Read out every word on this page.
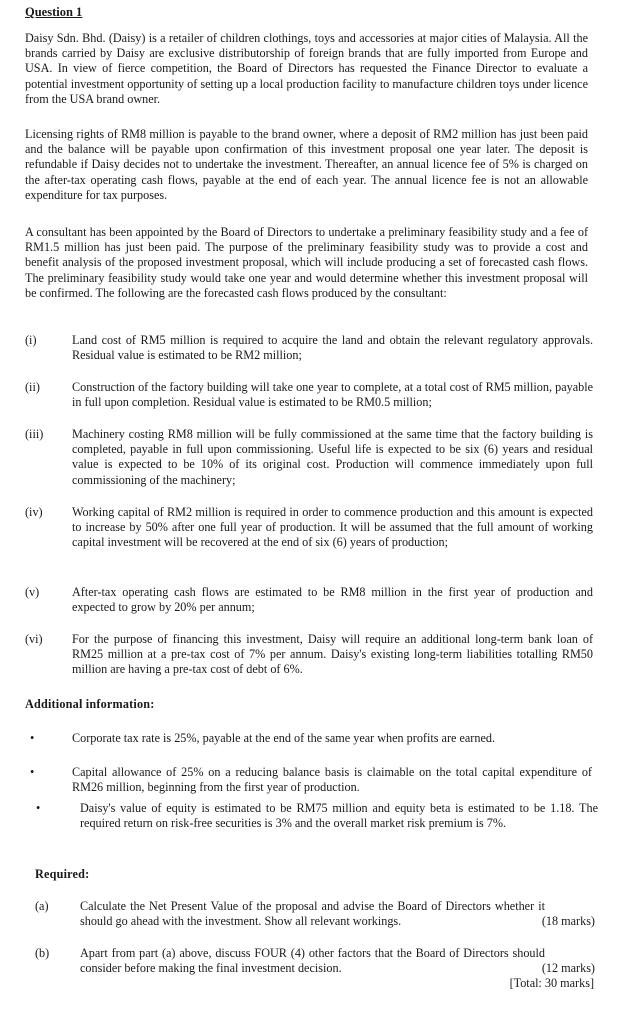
Question 1

Daisy Sdn. Bhd. (Daisy) is a retailer of children clothings, toys and accessories at major cities of Malaysia. All the brands carried by Daisy are exclusive distributorship of foreign brands that are fully imported from Europe and USA. In view of fierce competition, the Board of Directors has requested the Finance Director to evaluate a potential investment opportunity of setting up a local production facility to manufacture children toys under licence from the USA brand owner.

Licensing rights of RM8 million is payable to the brand owner, where a deposit of RM2 million has just been paid and the balance will be payable upon confirmation of this investment proposal one year later. The deposit is refundable if Daisy decides not to undertake the investment. Thereafter, an annual licence fee of 5% is charged on the after-tax operating cash flows, payable at the end of each year. The annual licence fee is not an allowable expenditure for tax purposes.

A consultant has been appointed by the Board of Directors to undertake a preliminary feasibility study and a fee of RM1.5 million has just been paid. The purpose of the preliminary feasibility study was to provide a cost and benefit analysis of the proposed investment proposal, which will include producing a set of forecasted cash flows. The preliminary feasibility study would take one year and would determine whether this investment proposal will be confirmed. The following are the forecasted cash flows produced by the consultant:

(i)	Land cost of RM5 million is required to acquire the land and obtain the relevant regulatory approvals. Residual value is estimated to be RM2 million;
(ii)	Construction of the factory building will take one year to complete, at a total cost of RM5 million, payable in full upon completion. Residual value is estimated to be RM0.5 million;
(iii)	Machinery costing RM8 million will be fully commissioned at the same time that the factory building is completed, payable in full upon commissioning. Useful life is expected to be six (6) years and residual value is expected to be 10% of its original cost. Production will commence immediately upon full commissioning of the machinery;
(iv)	Working capital of RM2 million is required in order to commence production and this amount is expected to increase by 50% after one full year of production. It will be assumed that the full amount of working capital investment will be recovered at the end of six (6) years of production;
(v)	After-tax operating cash flows are estimated to be RM8 million in the first year of production and expected to grow by 20% per annum;
(vi)	For the purpose of financing this investment, Daisy will require an additional long-term bank loan of RM25 million at a pre-tax cost of 7% per annum. Daisy's existing long-term liabilities totalling RM50 million are having a pre-tax cost of debt of 6%.
Additional information:
•	Corporate tax rate is 25%, payable at the end of the same year when profits are earned.
•	Capital allowance of 25% on a reducing balance basis is claimable on the total capital expenditure of RM26 million, beginning from the first year of production.
•	Daisy's value of equity is estimated to be RM75 million and equity beta is estimated to be 1.18. The required return on risk-free securities is 3% and the overall market risk premium is 7%.
Required:
(a)	Calculate the Net Present Value of the proposal and advise the Board of Directors whether it should go ahead with the investment. Show all relevant workings.	(18 marks)
(b)	Apart from part (a) above, discuss FOUR (4) other factors that the Board of Directors should consider before making the final investment decision.	(12 marks)
[Total: 30 marks]
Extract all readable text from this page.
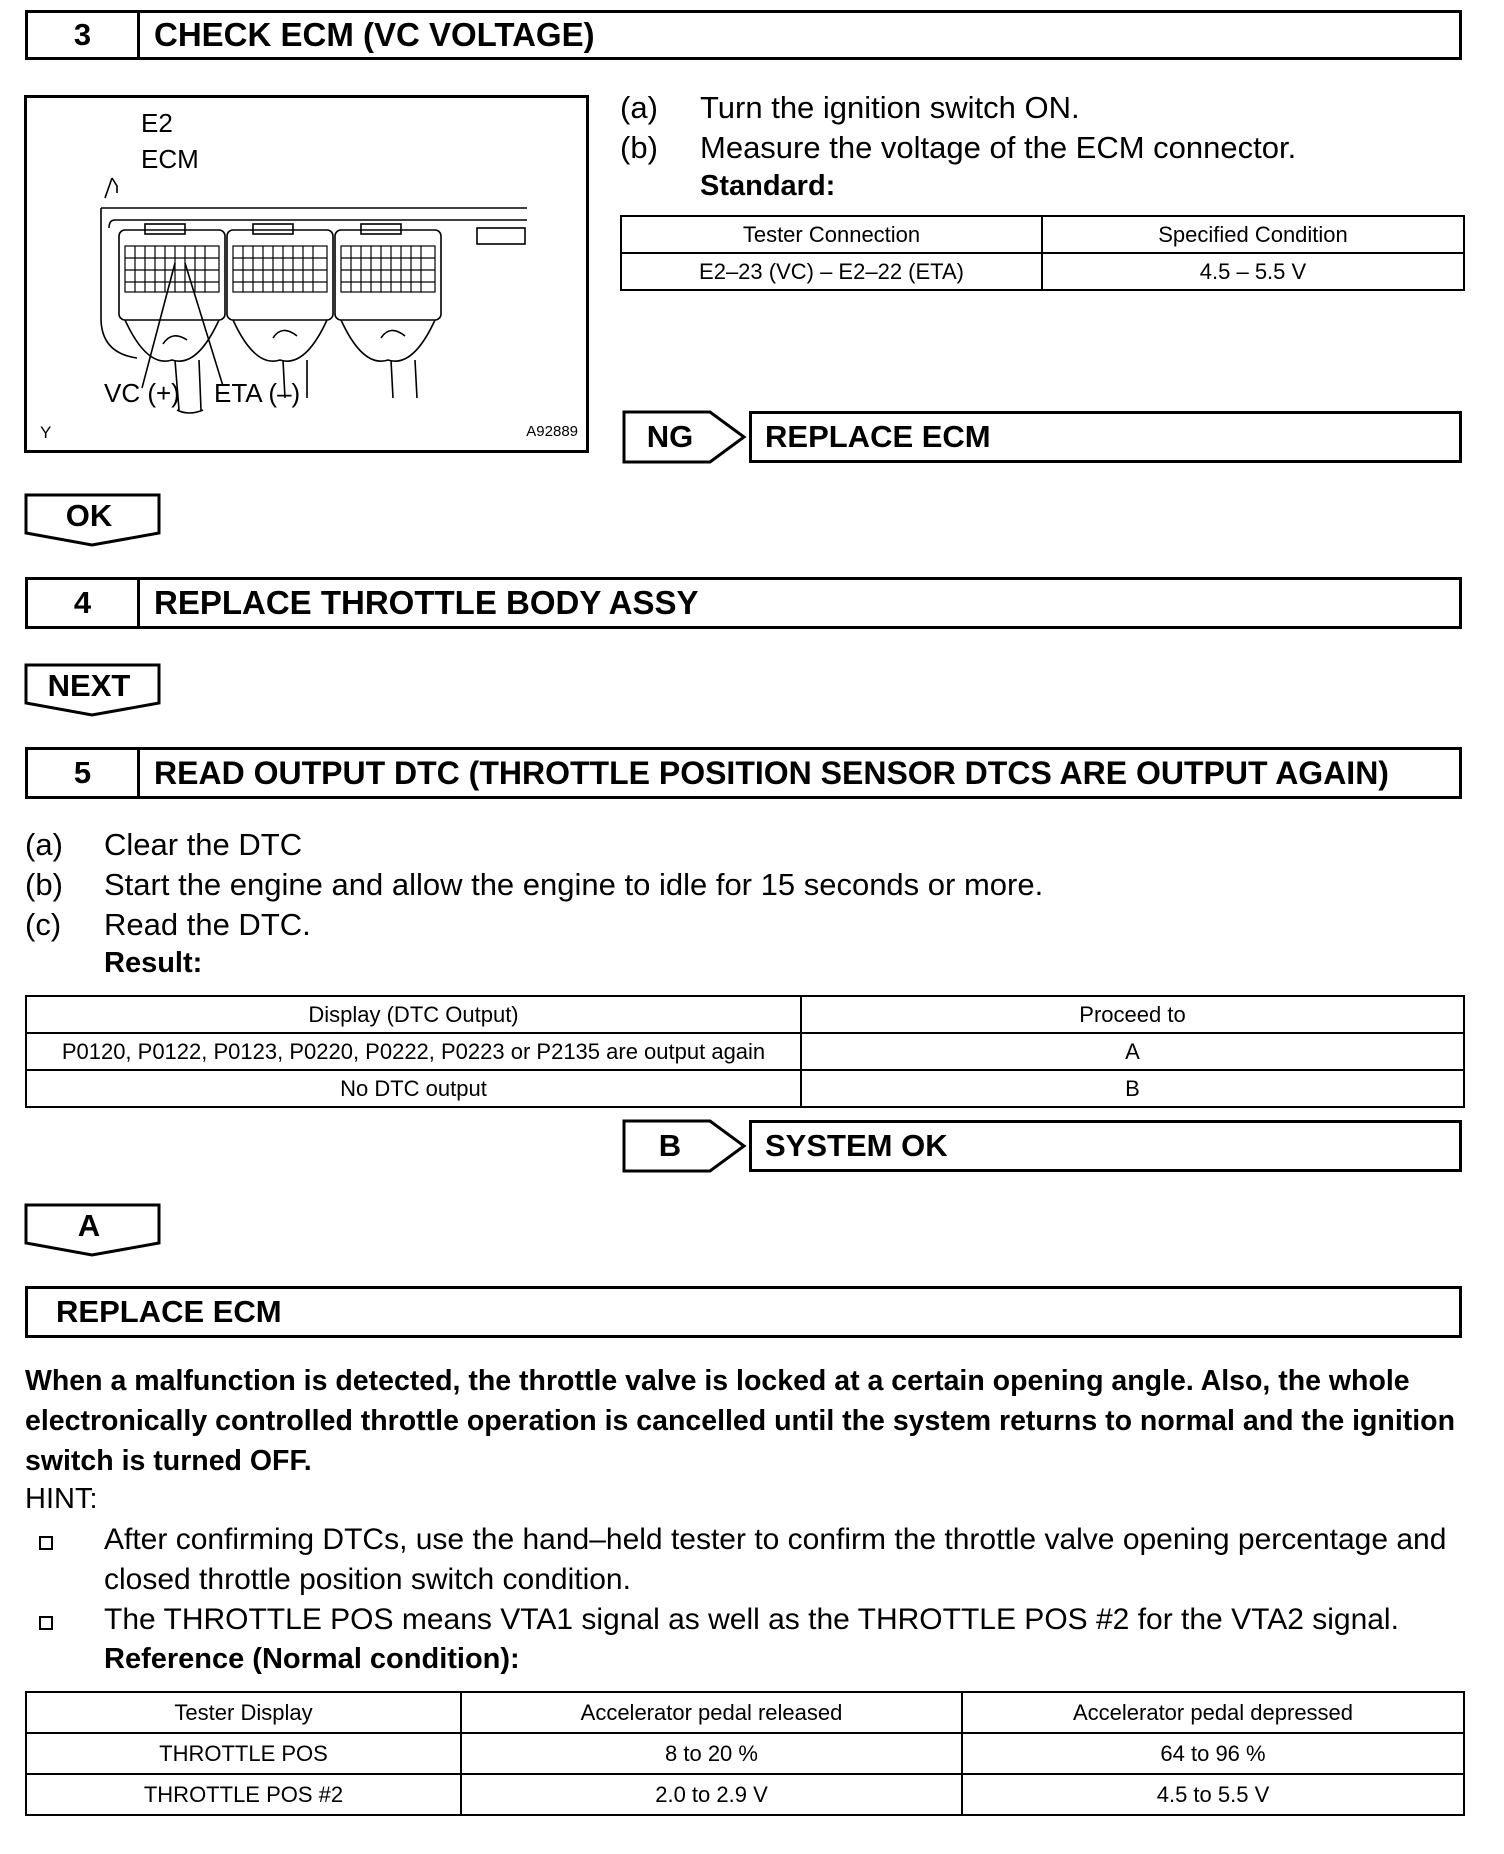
3	CHECK ECM (VC VOLTAGE)
E2
ECM
VC (+) ETA (–)
Y	A92889
(a) Turn the ignition switch ON.
(b) Measure the voltage of the ECM connector.
Standard:
Tester Connection	Specified Condition
E2–23 (VC) – E2–22 (ETA)	4.5 – 5.5 V
NG	REPLACE ECM
OK
4	REPLACE THROTTLE BODY ASSY
NEXT
5	READ OUTPUT DTC (THROTTLE POSITION SENSOR DTCS ARE OUTPUT AGAIN)
(a) Clear the DTC
(b) Start the engine and allow the engine to idle for 15 seconds or more.
(c) Read the DTC.
Result:
Display (DTC Output)	Proceed to
P0120, P0122, P0123, P0220, P0222, P0223 or P2135 are output again	A
No DTC output	B
B	SYSTEM OK
A
REPLACE ECM
When a malfunction is detected, the throttle valve is locked at a certain opening angle. Also, the whole electronically controlled throttle operation is cancelled until the system returns to normal and the ignition switch is turned OFF.
HINT:
After confirming DTCs, use the hand–held tester to confirm the throttle valve opening percentage and
closed throttle position switch condition.
The THROTTLE POS means VTA1 signal as well as the THROTTLE POS #2 for the VTA2 signal.
Reference (Normal condition):
Tester Display	Accelerator pedal released	Accelerator pedal depressed
THROTTLE POS	8 to 20 %	64 to 96 %
THROTTLE POS #2	2.0 to 2.9 V	4.5 to 5.5 V
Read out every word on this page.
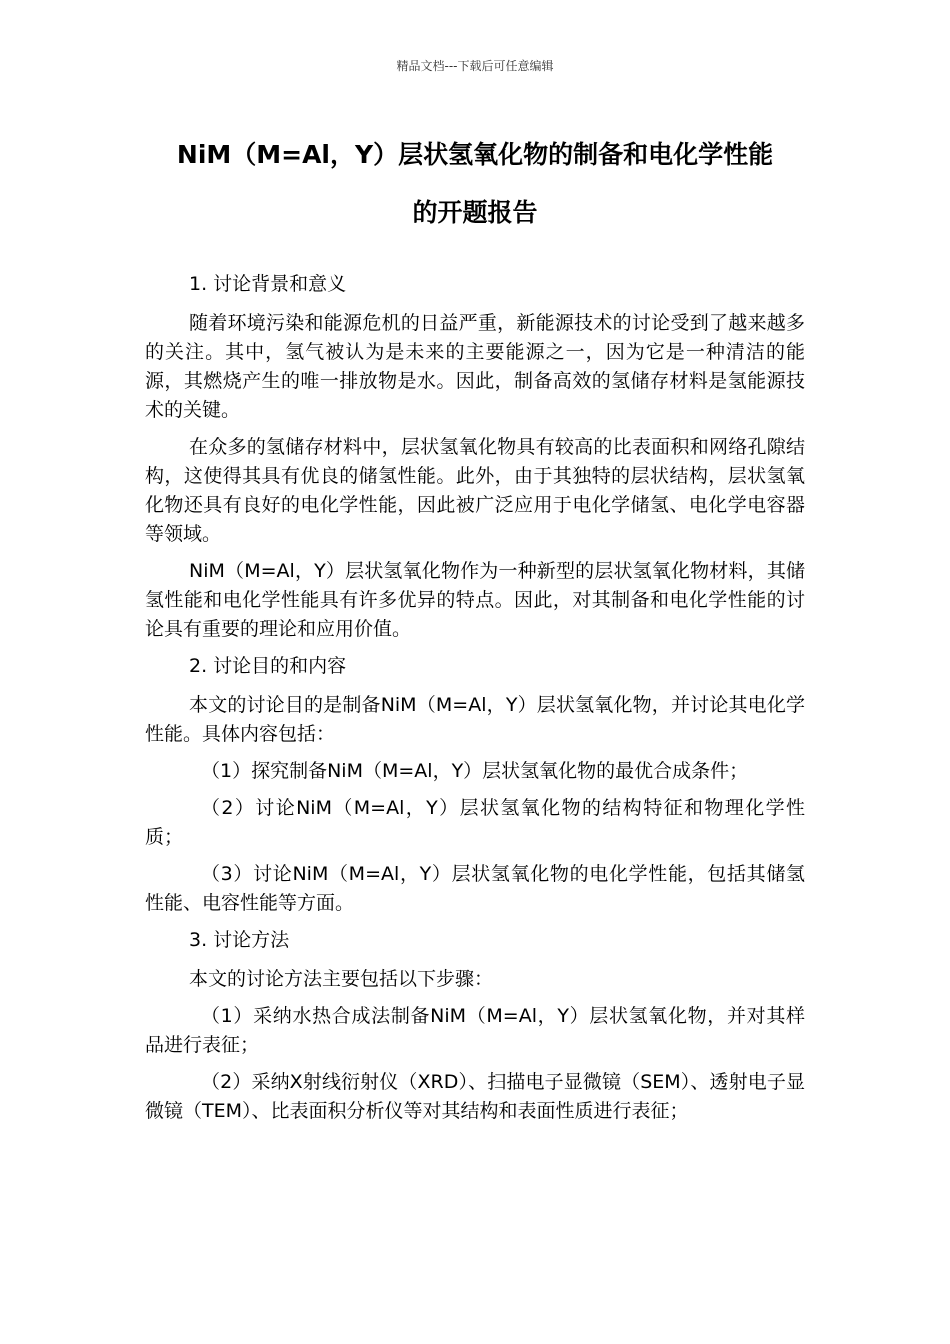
精品文档---下载后可任意编辑
NiM（M=Al，Y）层状氢氧化物的制备和电化学性能
的开题报告
1. 讨论背景和意义

随着环境污染和能源危机的日益严重，新能源技术的讨论受到了越来越多的关注。其中，氢气被认为是未来的主要能源之一，因为它是一种清洁的能源，其燃烧产生的唯一排放物是水。因此，制备高效的氢储存材料是氢能源技术的关键。

在众多的氢储存材料中，层状氢氧化物具有较高的比表面积和网络孔隙结构，这使得其具有优良的储氢性能。此外，由于其独特的层状结构，层状氢氧化物还具有良好的电化学性能，因此被广泛应用于电化学储氢、电化学电容器等领域。

NiM（M=Al，Y）层状氢氧化物作为一种新型的层状氢氧化物材料，其储氢性能和电化学性能具有许多优异的特点。因此，对其制备和电化学性能的讨论具有重要的理论和应用价值。

2. 讨论目的和内容

本文的讨论目的是制备NiM（M=Al，Y）层状氢氧化物，并讨论其电化学性能。具体内容包括：

（1）探究制备NiM（M=Al，Y）层状氢氧化物的最优合成条件；

（2）讨论NiM（M=Al，Y）层状氢氧化物的结构特征和物理化学性质；

（3）讨论NiM（M=Al，Y）层状氢氧化物的电化学性能，包括其储氢性能、电容性能等方面。

3. 讨论方法

本文的讨论方法主要包括以下步骤：

（1）采纳水热合成法制备NiM（M=Al，Y）层状氢氧化物，并对其样品进行表征；

（2）采纳X射线衍射仪（XRD）、扫描电子显微镜（SEM）、透射电子显微镜（TEM）、比表面积分析仪等对其结构和表面性质进行表征；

WORK TO COMPLETE> Return every line above that contains the word "capital".

RESPONSE>
(iv)	Working capital of RM2 million is required in order to commence production and this amount is expected to increase by 50% after one full year of production. It will be assumed that the full amount of working capital investment will be recovered at the end of six (6) years of production;
•	Capital allowance of 25% on a reducing balance basis is claimable on the total capital expenditure of RM26 million, beginning from the first year of production.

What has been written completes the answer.